Stated problem:
Give a verbatim quotation of every record.

— Start of Given information —

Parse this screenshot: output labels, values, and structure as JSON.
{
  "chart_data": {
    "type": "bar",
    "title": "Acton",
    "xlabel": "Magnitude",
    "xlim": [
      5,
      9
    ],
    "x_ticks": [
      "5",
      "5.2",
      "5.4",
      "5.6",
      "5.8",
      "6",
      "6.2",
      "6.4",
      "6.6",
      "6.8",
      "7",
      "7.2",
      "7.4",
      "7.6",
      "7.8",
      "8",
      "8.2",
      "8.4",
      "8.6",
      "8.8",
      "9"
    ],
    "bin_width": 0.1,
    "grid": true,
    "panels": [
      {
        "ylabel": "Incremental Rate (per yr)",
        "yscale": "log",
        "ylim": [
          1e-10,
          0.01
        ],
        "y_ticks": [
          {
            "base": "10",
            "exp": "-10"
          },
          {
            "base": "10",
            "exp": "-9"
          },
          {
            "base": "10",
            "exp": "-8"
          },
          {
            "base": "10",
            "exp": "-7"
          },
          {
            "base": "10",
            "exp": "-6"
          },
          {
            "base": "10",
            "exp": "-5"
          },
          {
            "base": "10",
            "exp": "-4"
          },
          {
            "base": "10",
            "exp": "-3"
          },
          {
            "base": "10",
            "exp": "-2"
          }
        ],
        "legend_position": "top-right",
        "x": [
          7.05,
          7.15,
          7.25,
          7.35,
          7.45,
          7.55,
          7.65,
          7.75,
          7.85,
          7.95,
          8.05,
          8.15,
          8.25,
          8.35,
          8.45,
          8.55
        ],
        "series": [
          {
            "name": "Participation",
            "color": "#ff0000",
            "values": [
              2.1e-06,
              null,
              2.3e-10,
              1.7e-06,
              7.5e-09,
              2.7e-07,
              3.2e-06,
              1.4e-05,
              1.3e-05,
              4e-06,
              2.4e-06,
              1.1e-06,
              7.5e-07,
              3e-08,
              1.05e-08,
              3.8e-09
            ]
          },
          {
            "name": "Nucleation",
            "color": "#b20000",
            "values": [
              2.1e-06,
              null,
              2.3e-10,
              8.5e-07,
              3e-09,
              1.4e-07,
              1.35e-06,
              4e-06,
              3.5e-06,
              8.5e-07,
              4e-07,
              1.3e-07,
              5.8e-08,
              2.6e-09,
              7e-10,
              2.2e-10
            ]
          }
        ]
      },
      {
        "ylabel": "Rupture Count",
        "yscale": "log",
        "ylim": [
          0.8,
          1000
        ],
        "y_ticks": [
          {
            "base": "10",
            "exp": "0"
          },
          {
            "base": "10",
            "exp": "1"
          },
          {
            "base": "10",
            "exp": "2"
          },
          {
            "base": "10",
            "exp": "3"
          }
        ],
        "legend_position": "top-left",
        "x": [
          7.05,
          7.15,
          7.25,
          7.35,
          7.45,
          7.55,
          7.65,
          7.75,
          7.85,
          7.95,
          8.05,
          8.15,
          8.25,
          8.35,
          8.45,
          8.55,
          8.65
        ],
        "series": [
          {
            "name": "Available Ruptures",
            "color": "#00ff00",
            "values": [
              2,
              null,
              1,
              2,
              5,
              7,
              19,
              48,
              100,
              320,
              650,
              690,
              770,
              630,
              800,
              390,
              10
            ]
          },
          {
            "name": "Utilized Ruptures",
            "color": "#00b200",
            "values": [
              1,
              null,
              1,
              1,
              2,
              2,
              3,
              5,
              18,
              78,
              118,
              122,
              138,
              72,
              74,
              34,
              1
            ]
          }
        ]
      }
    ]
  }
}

— End of Given information —

Output of the exercise:
Parse this screenshot: output labels, values, and structure as JSON.
{
  "chart_data": {
    "type": "bar",
    "title": "Acton",
    "xlabel": "Magnitude",
    "xlim": [
      5,
      9
    ],
    "x_ticks": [
      "5",
      "5.2",
      "5.4",
      "5.6",
      "5.8",
      "6",
      "6.2",
      "6.4",
      "6.6",
      "6.8",
      "7",
      "7.2",
      "7.4",
      "7.6",
      "7.8",
      "8",
      "8.2",
      "8.4",
      "8.6",
      "8.8",
      "9"
    ],
    "bin_width": 0.1,
    "grid": true,
    "panels": [
      {
        "ylabel": "Incremental Rate (per yr)",
        "yscale": "log",
        "ylim": [
          1e-10,
          0.01
        ],
        "y_ticks": [
          {
            "base": "10",
            "exp": "-10"
          },
          {
            "base": "10",
            "exp": "-9"
          },
          {
            "base": "10",
            "exp": "-8"
          },
          {
            "base": "10",
            "exp": "-7"
          },
          {
            "base": "10",
            "exp": "-6"
          },
          {
            "base": "10",
            "exp": "-5"
          },
          {
            "base": "10",
            "exp": "-4"
          },
          {
            "base": "10",
            "exp": "-3"
          },
          {
            "base": "10",
            "exp": "-2"
          }
        ],
        "legend_position": "top-right",
        "x": [
          7.05,
          7.15,
          7.25,
          7.35,
          7.45,
          7.55,
          7.65,
          7.75,
          7.85,
          7.95,
          8.05,
          8.15,
          8.25,
          8.35,
          8.45,
          8.55
        ],
        "series": [
          {
            "name": "Participation",
            "color": "#ff0000",
            "values": [
              2.1e-06,
              null,
              2.3e-10,
              1.7e-06,
              7.5e-09,
              2.7e-07,
              3.2e-06,
              1.4e-05,
              1.3e-05,
              4e-06,
              2.4e-06,
              1.1e-06,
              7.5e-07,
              3e-08,
              1.05e-08,
              3.8e-09
            ]
          },
          {
            "name": "Nucleation",
            "color": "#b20000",
            "values": [
              2.1e-06,
              null,
              2.3e-10,
              8.5e-07,
              3e-09,
              1.4e-07,
              1.35e-06,
              4e-06,
              3.5e-06,
              8.5e-07,
              4e-07,
              1.3e-07,
              5.8e-08,
              2.6e-09,
              7e-10,
              2.2e-10
            ]
          }
        ]
      },
      {
        "ylabel": "Rupture Count",
        "yscale": "log",
        "ylim": [
          0.8,
          1000
        ],
        "y_ticks": [
          {
            "base": "10",
            "exp": "0"
          },
          {
            "base": "10",
            "exp": "1"
          },
          {
            "base": "10",
            "exp": "2"
          },
          {
            "base": "10",
            "exp": "3"
          }
        ],
        "legend_position": "top-left",
        "x": [
          7.05,
          7.15,
          7.25,
          7.35,
          7.45,
          7.55,
          7.65,
          7.75,
          7.85,
          7.95,
          8.05,
          8.15,
          8.25,
          8.35,
          8.45,
          8.55,
          8.65
        ],
        "series": [
          {
            "name": "Available Ruptures",
            "color": "#00ff00",
            "values": [
              2,
              null,
              1,
              2,
              5,
              7,
              19,
              48,
              100,
              320,
              650,
              690,
              770,
              630,
              800,
              390,
              10
            ]
          },
          {
            "name": "Utilized Ruptures",
            "color": "#00b200",
            "values": [
              1,
              null,
              1,
              1,
              2,
              2,
              3,
              5,
              18,
              78,
              118,
              122,
              138,
              72,
              74,
              34,
              1
            ]
          }
        ]
      }
    ]
  }
}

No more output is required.